EXERCISE PROMPT:
Write the material out again exactly.

AVAILABLE RECORDS:

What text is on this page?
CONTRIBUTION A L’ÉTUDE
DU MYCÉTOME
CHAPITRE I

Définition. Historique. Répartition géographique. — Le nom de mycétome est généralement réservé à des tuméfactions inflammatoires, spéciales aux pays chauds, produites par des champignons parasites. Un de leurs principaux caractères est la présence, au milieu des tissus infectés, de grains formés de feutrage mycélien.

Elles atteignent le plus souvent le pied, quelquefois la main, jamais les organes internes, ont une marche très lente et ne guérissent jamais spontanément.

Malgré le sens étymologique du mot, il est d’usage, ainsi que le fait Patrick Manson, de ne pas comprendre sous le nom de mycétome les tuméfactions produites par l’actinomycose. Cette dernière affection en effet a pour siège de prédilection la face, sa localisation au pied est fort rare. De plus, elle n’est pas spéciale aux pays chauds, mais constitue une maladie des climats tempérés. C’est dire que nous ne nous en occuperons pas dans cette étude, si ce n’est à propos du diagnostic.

THE SOLUTION:
What text is on this page?
CONTRIBUTION A L’ÉTUDE
DU MYCÉTOME
CHAPITRE I

Définition. Historique. Répartition géographique. — Le nom de mycétome est généralement réservé à des tuméfactions inflammatoires, spéciales aux pays chauds, produites par des champignons parasites. Un de leurs principaux caractères est la présence, au milieu des tissus infectés, de grains formés de feutrage mycélien.

Elles atteignent le plus souvent le pied, quelquefois la main, jamais les organes internes, ont une marche très lente et ne guérissent jamais spontanément.

Malgré le sens étymologique du mot, il est d’usage, ainsi que le fait Patrick Manson, de ne pas comprendre sous le nom de mycétome les tuméfactions produites par l’actinomycose. Cette dernière affection en effet a pour siège de prédilection la face, sa localisation au pied est fort rare. De plus, elle n’est pas spéciale aux pays chauds, mais constitue une maladie des climats tempérés. C’est dire que nous ne nous en occuperons pas dans cette étude, si ce n’est à propos du diagnostic.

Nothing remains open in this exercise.